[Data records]
########################################
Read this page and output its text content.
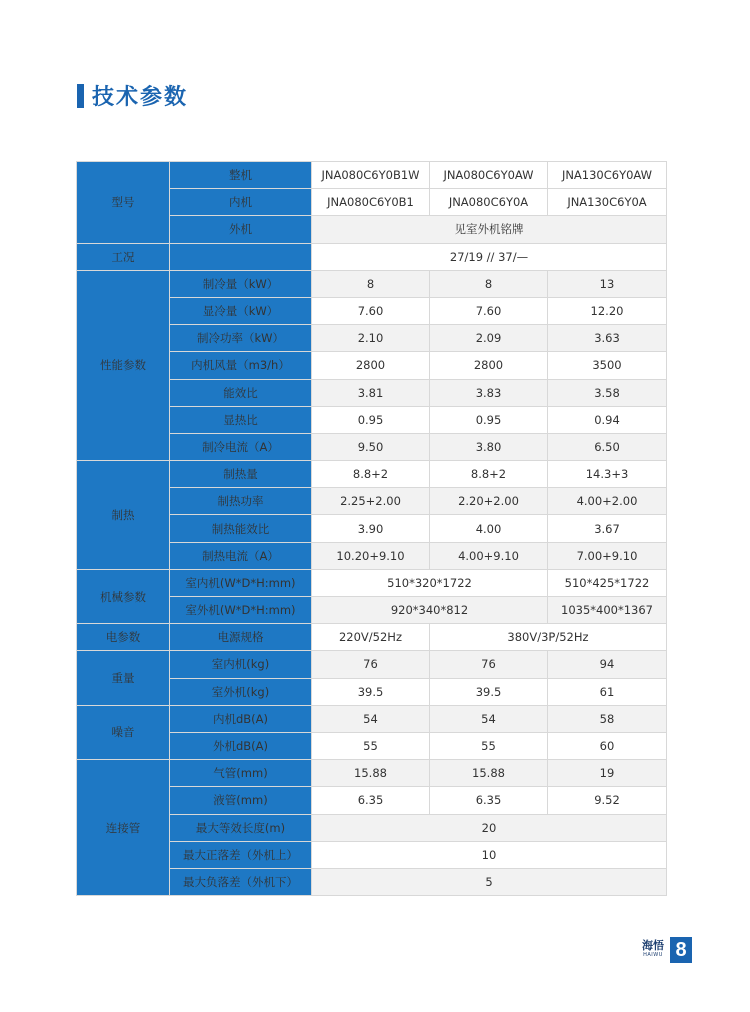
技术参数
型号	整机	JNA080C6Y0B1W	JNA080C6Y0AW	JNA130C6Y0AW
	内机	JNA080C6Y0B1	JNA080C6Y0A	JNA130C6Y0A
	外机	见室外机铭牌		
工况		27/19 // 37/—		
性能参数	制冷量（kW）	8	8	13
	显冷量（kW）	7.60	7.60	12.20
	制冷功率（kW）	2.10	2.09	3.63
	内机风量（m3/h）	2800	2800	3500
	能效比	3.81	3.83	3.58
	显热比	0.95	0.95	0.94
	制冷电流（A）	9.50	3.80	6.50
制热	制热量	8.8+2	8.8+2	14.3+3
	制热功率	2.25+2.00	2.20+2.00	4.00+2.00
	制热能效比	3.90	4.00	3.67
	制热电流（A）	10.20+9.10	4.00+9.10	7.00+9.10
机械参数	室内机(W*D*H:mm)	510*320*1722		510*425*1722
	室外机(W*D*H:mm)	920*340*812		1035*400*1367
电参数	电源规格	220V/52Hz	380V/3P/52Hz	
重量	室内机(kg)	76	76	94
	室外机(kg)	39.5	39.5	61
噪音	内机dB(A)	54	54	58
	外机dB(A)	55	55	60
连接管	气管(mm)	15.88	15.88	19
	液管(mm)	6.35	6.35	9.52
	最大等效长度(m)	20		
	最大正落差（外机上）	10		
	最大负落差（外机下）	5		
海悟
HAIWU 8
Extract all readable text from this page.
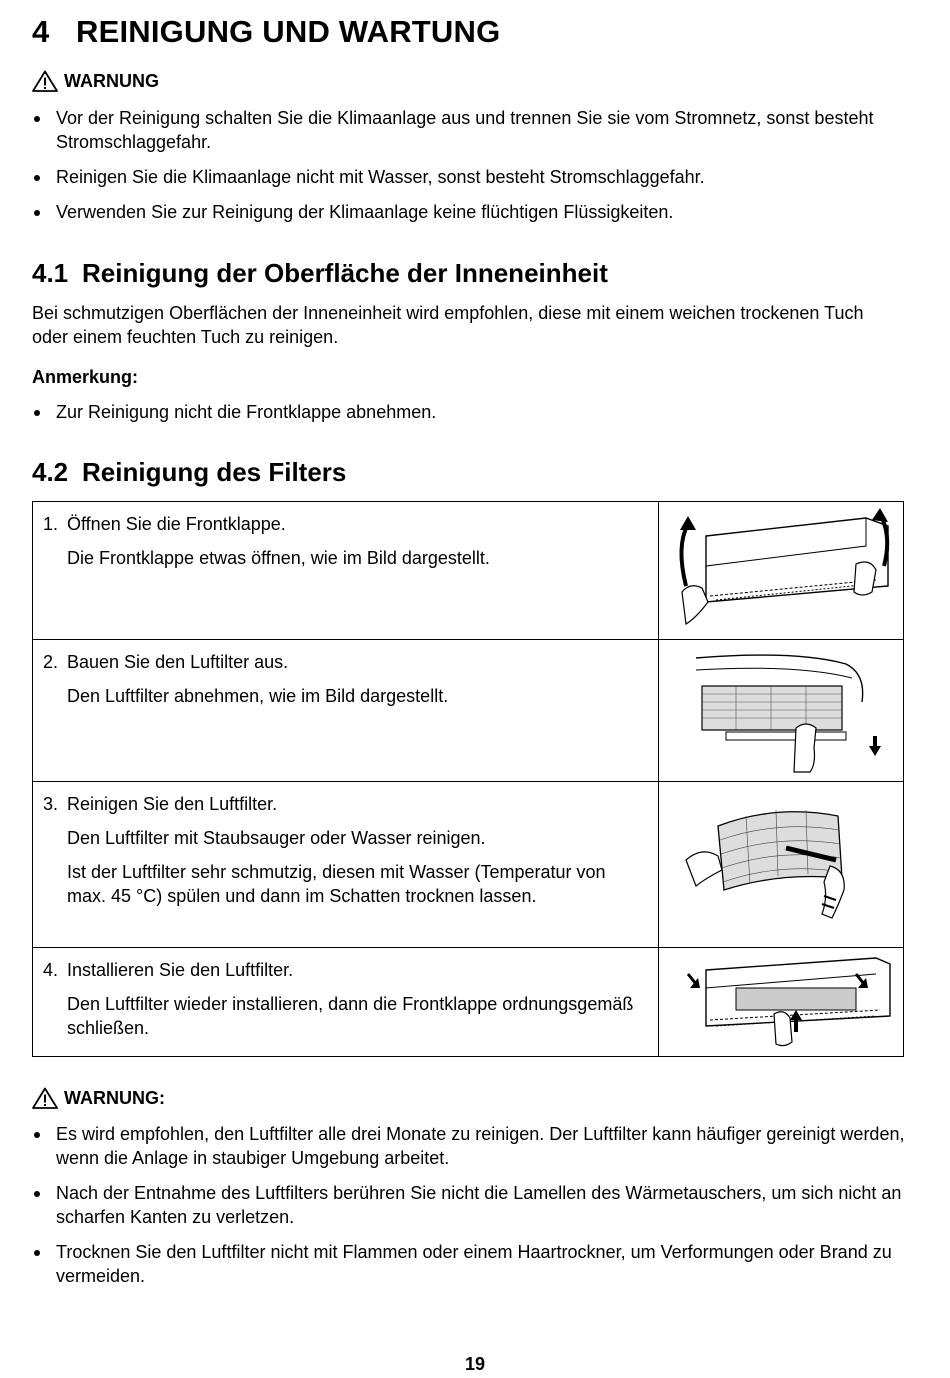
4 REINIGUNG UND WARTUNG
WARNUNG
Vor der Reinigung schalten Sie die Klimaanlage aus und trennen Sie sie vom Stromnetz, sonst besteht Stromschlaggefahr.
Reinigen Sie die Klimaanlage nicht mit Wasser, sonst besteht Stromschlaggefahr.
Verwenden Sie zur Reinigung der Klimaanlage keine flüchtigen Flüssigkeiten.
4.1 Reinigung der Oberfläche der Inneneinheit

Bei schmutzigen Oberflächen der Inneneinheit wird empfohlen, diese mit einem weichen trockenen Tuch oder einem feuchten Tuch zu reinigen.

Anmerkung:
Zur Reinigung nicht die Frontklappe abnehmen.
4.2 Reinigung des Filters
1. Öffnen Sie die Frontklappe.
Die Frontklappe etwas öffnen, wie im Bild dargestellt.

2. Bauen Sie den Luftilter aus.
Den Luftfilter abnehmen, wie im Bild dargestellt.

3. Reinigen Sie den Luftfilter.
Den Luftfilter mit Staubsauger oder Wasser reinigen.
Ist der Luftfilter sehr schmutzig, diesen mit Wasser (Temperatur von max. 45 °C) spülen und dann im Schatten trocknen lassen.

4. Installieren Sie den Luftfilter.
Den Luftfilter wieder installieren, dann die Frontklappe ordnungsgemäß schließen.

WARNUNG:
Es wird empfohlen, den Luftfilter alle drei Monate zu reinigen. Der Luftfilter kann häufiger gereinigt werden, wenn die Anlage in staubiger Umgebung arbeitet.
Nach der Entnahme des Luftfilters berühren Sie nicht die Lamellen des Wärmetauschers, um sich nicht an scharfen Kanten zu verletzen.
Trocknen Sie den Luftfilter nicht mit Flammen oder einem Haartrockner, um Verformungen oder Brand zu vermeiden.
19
########################################
Stated exercise:
Filter the records for lines holding the string "Stromschlaggefahr". Copy each one.

In response:
Vor der Reinigung schalten Sie die Klimaanlage aus und trennen Sie sie vom Stromnetz, sonst besteht Stromschlaggefahr.
Reinigen Sie die Klimaanlage nicht mit Wasser, sonst besteht Stromschlaggefahr.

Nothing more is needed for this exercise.